What you are asked to do:
Go through the records and show each line where the word "ВИСЭС" occurs.
==================================================
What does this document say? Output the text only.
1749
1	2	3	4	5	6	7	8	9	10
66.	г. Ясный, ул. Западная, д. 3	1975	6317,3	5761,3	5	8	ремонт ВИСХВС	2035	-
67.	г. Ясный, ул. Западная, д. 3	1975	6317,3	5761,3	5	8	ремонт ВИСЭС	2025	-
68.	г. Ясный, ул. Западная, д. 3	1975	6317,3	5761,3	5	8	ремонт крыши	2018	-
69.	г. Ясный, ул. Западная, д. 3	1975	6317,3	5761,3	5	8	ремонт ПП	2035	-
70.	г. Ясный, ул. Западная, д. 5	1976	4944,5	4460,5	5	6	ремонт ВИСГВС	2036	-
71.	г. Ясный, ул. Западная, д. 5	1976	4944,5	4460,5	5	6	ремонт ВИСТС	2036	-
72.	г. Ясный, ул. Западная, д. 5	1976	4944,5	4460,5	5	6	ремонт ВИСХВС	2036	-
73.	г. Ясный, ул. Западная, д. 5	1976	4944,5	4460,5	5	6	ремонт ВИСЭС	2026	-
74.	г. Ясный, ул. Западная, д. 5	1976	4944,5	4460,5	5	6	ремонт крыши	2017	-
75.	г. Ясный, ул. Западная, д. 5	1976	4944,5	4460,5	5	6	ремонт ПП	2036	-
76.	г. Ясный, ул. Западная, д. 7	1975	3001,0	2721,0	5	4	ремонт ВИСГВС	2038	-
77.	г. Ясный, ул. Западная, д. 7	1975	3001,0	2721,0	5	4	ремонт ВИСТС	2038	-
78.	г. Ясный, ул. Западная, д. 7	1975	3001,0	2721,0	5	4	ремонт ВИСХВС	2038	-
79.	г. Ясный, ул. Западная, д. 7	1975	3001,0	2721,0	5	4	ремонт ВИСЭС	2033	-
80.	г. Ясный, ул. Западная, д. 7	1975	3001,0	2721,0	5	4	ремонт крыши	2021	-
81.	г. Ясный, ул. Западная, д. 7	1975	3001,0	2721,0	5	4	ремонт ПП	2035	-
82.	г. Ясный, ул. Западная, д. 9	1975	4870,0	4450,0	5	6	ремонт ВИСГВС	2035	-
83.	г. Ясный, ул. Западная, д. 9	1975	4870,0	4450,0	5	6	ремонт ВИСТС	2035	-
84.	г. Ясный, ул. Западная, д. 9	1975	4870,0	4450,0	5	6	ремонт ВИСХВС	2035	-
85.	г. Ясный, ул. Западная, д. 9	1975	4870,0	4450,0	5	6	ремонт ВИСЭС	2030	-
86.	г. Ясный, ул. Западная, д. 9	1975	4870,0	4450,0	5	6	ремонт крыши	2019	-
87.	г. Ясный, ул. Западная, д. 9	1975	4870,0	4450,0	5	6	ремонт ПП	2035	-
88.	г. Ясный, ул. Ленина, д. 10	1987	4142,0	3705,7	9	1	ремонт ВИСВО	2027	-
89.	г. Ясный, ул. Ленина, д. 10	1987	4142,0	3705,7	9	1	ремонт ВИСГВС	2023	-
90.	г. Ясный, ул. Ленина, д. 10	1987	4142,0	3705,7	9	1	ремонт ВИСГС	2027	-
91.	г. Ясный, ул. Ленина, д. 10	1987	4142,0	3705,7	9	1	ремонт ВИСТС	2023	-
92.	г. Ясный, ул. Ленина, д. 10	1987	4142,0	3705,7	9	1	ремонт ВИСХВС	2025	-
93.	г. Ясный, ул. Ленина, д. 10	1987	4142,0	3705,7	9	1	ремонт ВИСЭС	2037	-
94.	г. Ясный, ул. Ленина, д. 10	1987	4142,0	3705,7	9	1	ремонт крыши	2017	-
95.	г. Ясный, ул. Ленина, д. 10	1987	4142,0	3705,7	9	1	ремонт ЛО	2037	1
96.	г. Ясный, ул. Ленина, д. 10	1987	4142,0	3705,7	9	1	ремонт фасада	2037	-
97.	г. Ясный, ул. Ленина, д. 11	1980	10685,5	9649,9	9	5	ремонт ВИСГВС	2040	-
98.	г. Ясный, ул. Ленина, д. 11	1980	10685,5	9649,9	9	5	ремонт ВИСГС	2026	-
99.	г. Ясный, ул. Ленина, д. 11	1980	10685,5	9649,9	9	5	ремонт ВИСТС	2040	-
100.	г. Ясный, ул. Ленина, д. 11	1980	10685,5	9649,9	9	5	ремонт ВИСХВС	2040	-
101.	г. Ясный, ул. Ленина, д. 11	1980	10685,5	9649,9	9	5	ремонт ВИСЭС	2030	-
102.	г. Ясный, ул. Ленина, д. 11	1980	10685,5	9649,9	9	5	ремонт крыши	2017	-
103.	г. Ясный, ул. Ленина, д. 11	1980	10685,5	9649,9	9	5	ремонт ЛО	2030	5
==================================================
Response to this task:
67.	г. Ясный, ул. Западная, д. 3	1975	6317,3	5761,3	5	8	ремонт ВИСЭС	2025	-
73.	г. Ясный, ул. Западная, д. 5	1976	4944,5	4460,5	5	6	ремонт ВИСЭС	2026	-
79.	г. Ясный, ул. Западная, д. 7	1975	3001,0	2721,0	5	4	ремонт ВИСЭС	2033	-
85.	г. Ясный, ул. Западная, д. 9	1975	4870,0	4450,0	5	6	ремонт ВИСЭС	2030	-
93.	г. Ясный, ул. Ленина, д. 10	1987	4142,0	3705,7	9	1	ремонт ВИСЭС	2037	-
101.	г. Ясный, ул. Ленина, д. 11	1980	10685,5	9649,9	9	5	ремонт ВИСЭС	2030	-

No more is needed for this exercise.